**THE TASKS**:
a: In the excerpt on Montaigne, into whose mouth is the Latin saying about clerks and sages put?
b: Retype the excerpt on Montaigne from "Читать книгу Essays" to "an important truth.".
c: For each statement, say yes or no to whether it agrees with the excerpt on Montaigne, and quote the words that decide it: (i) Rabelais rejected the learned ideal established by the Renascence. (ii) The Latin saying is rendered in English as "the greatest clerks are not the greatest sages." (iii) With Montaigne, the cultured gentleman takes what the monk alleges and treats it as an important truth.

**PROVIDED PASSAGE**:
>> start

Читать книгу Essays on Educational Reformers - Robert Hebert Quick - Страница 11
VI.
MONTAIGNE.
(1533-1592.)
Оглавление§ 1. The learned ideal established by the Renascence was accepted by Rabelais, though he made some suggestions about Realien[39] that seem to us much in advance of it. When he quotes the saying “Magis magnos clericos non sunt magis magnos sapientes” (“the greatest clerks are not the greatest sages”), this singular piece of Latinity is appropriately put into the mouth of a monk, who represents everything the Renascence scholars despised. In Montaigne we strike into a new vein of thought, and we find that what the monk alleges in defence of his ignorance the cultured gentleman adopts as the expression of an important truth.

>> end

**PROVIDED MATERIAL**:
>> start

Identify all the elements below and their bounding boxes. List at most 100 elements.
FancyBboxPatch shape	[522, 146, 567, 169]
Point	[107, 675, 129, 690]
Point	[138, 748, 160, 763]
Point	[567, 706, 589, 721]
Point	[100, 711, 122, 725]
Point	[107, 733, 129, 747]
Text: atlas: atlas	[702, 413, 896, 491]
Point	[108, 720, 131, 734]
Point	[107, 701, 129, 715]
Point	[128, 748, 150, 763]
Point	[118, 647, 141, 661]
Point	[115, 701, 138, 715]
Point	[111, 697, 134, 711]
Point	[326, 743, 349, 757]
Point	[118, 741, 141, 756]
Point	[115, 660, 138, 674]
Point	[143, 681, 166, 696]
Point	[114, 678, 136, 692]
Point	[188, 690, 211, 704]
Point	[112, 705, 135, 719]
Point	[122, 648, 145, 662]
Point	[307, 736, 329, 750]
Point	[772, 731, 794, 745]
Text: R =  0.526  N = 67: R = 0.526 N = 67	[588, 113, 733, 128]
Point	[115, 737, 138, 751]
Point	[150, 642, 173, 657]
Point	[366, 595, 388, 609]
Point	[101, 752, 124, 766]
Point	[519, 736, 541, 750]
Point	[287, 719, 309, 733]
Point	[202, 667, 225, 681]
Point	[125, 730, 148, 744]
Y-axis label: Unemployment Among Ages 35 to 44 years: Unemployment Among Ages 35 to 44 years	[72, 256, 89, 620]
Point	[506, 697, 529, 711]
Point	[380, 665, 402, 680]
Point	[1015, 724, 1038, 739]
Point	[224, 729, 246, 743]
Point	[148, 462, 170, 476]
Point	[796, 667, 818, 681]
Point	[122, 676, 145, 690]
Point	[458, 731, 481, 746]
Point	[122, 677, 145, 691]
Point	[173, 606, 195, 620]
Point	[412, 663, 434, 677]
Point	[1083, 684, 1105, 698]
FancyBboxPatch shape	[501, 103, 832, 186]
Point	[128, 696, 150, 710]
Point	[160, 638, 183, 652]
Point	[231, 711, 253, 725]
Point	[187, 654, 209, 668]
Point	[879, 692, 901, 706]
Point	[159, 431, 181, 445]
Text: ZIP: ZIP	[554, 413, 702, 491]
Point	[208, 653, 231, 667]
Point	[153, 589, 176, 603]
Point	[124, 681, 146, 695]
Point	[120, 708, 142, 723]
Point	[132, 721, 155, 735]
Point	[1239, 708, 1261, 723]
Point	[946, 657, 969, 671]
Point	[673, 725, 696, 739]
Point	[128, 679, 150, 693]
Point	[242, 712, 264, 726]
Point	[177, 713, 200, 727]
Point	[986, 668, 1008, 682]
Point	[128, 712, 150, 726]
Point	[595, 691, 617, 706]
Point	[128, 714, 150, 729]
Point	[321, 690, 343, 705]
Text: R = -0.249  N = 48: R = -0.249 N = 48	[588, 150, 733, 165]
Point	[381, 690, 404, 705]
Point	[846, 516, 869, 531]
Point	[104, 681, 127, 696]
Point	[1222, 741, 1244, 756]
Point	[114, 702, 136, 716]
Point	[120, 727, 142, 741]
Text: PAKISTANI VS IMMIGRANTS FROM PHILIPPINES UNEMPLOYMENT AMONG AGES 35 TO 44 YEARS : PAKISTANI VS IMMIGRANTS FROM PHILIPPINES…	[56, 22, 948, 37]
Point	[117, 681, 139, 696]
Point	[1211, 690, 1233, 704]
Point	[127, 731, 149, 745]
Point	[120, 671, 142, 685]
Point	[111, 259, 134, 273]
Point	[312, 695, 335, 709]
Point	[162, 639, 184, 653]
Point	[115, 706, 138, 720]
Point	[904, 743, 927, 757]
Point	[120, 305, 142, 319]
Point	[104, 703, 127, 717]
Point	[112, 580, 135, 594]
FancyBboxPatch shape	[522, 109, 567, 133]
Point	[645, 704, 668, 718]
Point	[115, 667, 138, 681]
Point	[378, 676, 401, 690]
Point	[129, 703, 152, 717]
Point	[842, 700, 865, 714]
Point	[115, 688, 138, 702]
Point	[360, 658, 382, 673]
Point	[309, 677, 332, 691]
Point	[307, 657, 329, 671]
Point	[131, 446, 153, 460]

>> end

**CORRECT ANSWERS**:
a: A monk, who represents everything the Renascence scholars despised.

b:
Читать книгу Essays on Educational Reformers - Robert Hebert Quick - Страница 11
VI.
MONTAIGNE.
(1533-1592.)
Оглавление§ 1. The learned ideal established by the Renascence was accepted by Rabelais, though he made some suggestions about Realien[39] that seem to us much in advance of it. When he quotes the saying “Magis magnos clericos non sunt magis magnos sapientes” (“the greatest clerks are not the greatest sages”), this singular piece of Latinity is appropriately put into the mouth of a monk, who represents everything the Renascence scholars despised. In Montaigne we strike into a new vein of thought, and we find that what the monk alleges in defence of his ignorance the cultured gentleman adopts as the expression of an important truth.

c:
(i) No: "The learned ideal established by the Renascence was accepted by Rabelais"
(ii) Yes: "(“the greatest clerks are not the greatest sages”)"
(iii) Yes: "what the monk alleges in defence of his ignorance the cultured gentleman adopts as the expression of an important truth"